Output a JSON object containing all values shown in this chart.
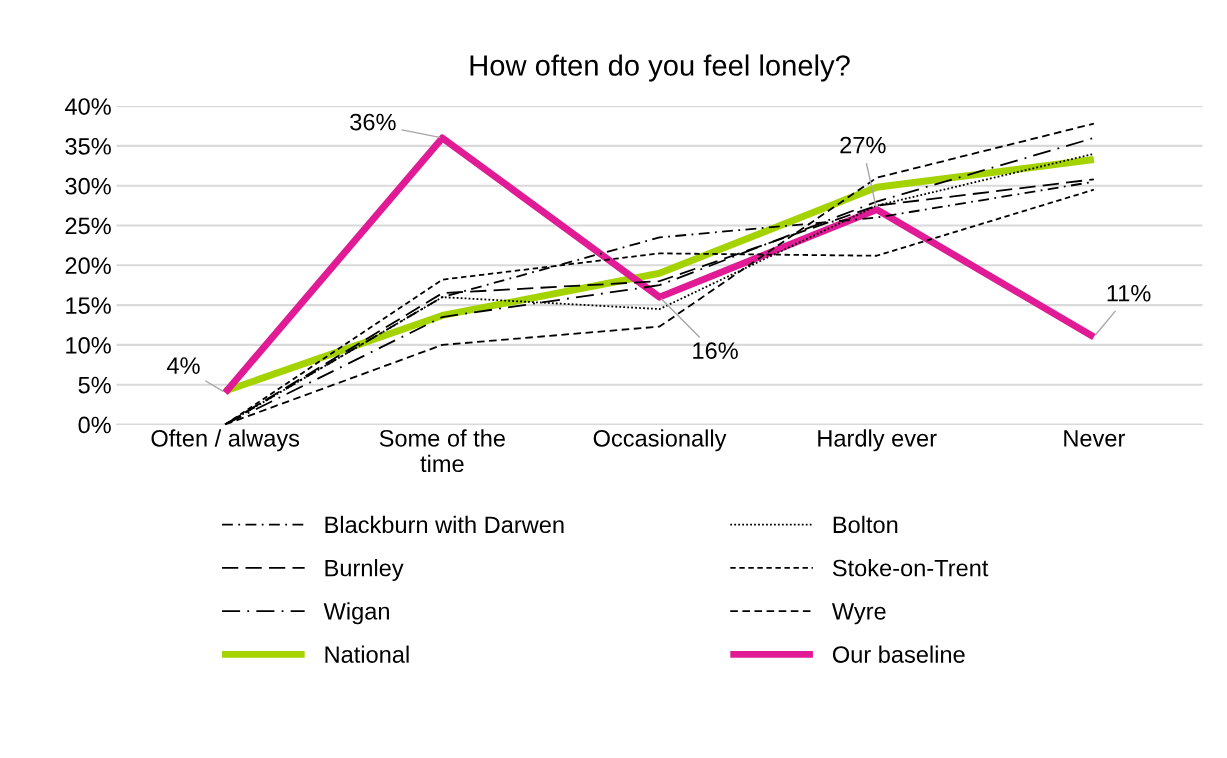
{
  "chart_data": {
    "type": "line",
    "title": "How often do you feel lonely?",
    "categories": [
      "Often / always",
      "Some of the time",
      "Occasionally",
      "Hardly ever",
      "Never"
    ],
    "ylim": [
      0,
      40
    ],
    "yticks": [
      {
        "value": 0,
        "label": "0%"
      },
      {
        "value": 5,
        "label": "5%"
      },
      {
        "value": 10,
        "label": "10%"
      },
      {
        "value": 15,
        "label": "15%"
      },
      {
        "value": 20,
        "label": "20%"
      },
      {
        "value": 25,
        "label": "25%"
      },
      {
        "value": 30,
        "label": "30%"
      },
      {
        "value": 35,
        "label": "35%"
      },
      {
        "value": 40,
        "label": "40%"
      }
    ],
    "grid": "y",
    "legend": "bottom",
    "marker": "none",
    "series": [
      {
        "name": "Blackburn with Darwen",
        "color": "#000000",
        "line_style": "dashdot",
        "values": [
          0,
          16,
          23.5,
          26,
          30.5
        ]
      },
      {
        "name": "Bolton",
        "color": "#000000",
        "line_style": "dotted",
        "values": [
          0,
          16,
          14.5,
          27.5,
          34
        ]
      },
      {
        "name": "Burnley",
        "color": "#000000",
        "line_style": "longdash",
        "values": [
          0,
          16.5,
          18,
          27.5,
          30.8
        ]
      },
      {
        "name": "Stoke-on-Trent",
        "color": "#000000",
        "line_style": "shortdash",
        "values": [
          0,
          18.2,
          21.5,
          21.2,
          29.5
        ]
      },
      {
        "name": "Wigan",
        "color": "#000000",
        "line_style": "longdashdot",
        "values": [
          0,
          13.5,
          17.5,
          28,
          36
        ]
      },
      {
        "name": "Wyre",
        "color": "#000000",
        "line_style": "dashed",
        "values": [
          0,
          10,
          12.3,
          31,
          37.8
        ]
      },
      {
        "name": "National",
        "color": "#a4d300",
        "line_style": "solid",
        "values": [
          4.2,
          13.7,
          19,
          29.8,
          33.3
        ]
      },
      {
        "name": "Our baseline",
        "color": "#e01b95",
        "line_style": "solid",
        "values": [
          4,
          36,
          16,
          27,
          11
        ],
        "value_labels": [
          "4%",
          "36%",
          "16%",
          "27%",
          "11%"
        ]
      }
    ]
  }
}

Description of the task: Copy all lines from the data that hold the word "name".

Output of the exercise:
        "name": "Blackburn with Darwen",
        "name": "Bolton",
        "name": "Burnley",
        "name": "Stoke-on-Trent",
        "name": "Wigan",
        "name": "Wyre",
        "name": "National",
        "name": "Our baseline",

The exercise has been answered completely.